* begin Records shown *

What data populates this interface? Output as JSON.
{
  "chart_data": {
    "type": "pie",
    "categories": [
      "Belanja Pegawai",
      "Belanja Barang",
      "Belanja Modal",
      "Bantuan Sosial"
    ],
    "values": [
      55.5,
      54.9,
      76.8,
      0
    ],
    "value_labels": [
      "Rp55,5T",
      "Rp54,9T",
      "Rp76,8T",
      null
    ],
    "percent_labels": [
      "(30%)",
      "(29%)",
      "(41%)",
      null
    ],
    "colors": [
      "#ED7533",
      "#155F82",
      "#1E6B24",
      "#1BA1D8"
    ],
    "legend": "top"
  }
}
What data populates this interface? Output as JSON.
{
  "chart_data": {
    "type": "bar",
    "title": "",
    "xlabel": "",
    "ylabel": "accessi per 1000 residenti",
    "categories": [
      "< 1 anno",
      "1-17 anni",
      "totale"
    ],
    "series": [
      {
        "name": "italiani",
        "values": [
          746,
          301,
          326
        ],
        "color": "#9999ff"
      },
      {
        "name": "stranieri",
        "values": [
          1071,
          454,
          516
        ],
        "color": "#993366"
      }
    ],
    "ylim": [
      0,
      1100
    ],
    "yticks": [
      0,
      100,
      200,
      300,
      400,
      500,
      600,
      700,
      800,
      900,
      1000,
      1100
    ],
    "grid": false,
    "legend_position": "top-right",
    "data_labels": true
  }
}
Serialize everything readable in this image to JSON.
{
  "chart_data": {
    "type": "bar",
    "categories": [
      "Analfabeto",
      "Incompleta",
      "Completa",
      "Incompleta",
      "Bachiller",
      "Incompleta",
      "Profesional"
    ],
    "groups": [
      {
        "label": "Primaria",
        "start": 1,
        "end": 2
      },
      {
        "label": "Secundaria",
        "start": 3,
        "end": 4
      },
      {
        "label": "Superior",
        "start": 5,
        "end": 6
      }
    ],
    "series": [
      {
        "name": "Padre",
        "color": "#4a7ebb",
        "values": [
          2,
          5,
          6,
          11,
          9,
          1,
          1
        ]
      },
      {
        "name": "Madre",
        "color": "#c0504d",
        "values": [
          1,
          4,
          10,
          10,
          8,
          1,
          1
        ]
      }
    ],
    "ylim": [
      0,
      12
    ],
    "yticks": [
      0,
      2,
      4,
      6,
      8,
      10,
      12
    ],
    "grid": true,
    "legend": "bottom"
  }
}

* end Records shown *

Problem to work on ▸ State the number of lines that contain the string "Belanja", with no other words.

Answer ▸ 3